Aim:
Gather all lines with "precipitation" from the records.

[Figure record extracts]
— BEGIN —
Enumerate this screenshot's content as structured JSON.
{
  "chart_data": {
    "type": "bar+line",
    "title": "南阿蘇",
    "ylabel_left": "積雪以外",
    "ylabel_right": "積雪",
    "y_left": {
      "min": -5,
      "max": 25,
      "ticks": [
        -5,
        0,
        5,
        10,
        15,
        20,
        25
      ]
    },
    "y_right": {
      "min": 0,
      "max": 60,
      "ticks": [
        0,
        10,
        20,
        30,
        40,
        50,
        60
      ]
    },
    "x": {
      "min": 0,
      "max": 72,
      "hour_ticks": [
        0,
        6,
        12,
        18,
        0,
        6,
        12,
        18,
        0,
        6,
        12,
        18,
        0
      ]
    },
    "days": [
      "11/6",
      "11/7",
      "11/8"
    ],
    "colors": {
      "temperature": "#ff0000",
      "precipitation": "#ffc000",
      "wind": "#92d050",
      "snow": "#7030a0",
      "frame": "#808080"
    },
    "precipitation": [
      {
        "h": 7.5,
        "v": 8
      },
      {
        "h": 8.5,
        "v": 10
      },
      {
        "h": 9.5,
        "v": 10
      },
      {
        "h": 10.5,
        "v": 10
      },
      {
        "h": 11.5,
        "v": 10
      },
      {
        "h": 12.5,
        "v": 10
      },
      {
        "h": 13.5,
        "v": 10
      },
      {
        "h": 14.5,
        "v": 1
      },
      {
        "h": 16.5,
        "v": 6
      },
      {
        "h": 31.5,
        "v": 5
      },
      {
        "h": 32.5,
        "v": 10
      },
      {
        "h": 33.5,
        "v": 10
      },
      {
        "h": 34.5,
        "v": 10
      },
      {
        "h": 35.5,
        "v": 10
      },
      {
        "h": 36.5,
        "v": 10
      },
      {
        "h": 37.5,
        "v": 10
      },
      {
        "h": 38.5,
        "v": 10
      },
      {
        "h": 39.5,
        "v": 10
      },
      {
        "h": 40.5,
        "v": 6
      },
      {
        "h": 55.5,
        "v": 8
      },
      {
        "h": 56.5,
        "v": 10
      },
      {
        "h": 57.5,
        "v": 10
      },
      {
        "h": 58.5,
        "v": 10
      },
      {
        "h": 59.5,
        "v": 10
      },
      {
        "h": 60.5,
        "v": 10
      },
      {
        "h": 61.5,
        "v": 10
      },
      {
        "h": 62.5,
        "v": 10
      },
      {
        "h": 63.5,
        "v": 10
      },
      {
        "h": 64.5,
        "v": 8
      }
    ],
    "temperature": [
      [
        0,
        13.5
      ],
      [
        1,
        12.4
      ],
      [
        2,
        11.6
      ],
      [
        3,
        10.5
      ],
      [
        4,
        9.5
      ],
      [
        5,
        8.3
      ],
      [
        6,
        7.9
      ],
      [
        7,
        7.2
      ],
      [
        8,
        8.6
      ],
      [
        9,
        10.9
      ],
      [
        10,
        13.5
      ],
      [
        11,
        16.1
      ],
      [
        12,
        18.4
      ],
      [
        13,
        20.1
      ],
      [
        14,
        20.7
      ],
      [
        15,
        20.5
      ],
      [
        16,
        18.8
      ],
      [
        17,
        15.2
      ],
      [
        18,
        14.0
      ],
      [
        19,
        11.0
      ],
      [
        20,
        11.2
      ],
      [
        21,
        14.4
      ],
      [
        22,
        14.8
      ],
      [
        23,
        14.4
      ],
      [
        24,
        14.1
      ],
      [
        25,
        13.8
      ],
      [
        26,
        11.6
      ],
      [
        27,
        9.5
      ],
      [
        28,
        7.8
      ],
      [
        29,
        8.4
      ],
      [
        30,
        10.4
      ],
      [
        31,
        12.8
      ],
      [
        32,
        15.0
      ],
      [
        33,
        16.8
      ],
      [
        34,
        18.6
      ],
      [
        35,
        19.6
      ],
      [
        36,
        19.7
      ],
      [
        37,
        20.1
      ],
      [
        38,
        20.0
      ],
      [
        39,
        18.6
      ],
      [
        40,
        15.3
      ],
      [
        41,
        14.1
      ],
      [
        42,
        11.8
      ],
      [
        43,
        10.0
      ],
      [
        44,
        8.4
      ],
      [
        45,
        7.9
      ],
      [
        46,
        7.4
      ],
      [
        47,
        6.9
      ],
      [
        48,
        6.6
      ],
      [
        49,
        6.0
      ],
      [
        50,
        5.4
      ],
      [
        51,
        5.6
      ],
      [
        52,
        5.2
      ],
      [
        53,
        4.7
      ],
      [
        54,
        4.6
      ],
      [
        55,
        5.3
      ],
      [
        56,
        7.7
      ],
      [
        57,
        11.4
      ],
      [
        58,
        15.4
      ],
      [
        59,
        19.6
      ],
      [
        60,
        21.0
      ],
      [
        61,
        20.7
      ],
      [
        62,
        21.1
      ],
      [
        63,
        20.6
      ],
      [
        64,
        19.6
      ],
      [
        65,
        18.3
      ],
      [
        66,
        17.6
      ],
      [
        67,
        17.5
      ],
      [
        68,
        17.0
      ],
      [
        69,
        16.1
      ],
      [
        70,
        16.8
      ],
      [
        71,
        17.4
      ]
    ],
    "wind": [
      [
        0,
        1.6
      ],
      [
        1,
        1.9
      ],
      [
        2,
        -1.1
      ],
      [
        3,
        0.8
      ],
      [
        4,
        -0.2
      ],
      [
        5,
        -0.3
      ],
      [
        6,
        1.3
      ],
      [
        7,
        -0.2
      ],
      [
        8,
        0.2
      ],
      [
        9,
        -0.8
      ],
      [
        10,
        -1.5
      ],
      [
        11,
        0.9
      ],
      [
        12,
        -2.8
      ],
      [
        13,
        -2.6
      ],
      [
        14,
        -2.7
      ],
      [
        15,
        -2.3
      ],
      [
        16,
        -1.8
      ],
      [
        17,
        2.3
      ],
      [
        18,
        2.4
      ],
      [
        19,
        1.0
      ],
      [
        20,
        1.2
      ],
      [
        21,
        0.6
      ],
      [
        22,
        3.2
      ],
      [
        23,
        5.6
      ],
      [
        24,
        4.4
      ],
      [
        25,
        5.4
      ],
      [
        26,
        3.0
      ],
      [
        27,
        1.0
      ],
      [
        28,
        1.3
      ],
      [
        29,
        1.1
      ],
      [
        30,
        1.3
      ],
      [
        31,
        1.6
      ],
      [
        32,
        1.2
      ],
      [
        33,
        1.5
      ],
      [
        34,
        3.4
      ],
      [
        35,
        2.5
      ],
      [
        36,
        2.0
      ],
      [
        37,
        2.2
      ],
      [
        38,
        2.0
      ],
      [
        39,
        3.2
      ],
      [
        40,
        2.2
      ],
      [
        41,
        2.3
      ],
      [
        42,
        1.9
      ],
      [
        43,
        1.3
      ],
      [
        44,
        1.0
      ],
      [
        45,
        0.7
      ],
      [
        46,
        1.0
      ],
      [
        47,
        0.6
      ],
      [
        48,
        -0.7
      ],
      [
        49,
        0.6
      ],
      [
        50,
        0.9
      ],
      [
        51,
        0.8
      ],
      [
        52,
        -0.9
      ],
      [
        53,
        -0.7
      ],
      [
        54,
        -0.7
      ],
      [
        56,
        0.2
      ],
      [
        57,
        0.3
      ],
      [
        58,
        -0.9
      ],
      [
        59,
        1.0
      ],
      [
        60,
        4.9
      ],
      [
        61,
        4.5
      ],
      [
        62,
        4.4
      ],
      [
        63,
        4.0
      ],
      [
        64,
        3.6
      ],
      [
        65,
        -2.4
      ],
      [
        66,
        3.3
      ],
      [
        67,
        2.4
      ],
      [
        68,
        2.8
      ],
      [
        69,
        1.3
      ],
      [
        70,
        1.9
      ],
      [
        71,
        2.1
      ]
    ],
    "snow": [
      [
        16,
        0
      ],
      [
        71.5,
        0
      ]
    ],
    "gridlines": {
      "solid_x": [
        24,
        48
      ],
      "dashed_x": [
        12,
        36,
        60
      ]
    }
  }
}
— END —
Reply:
      "precipitation": "#ffc000",
    "precipitation": [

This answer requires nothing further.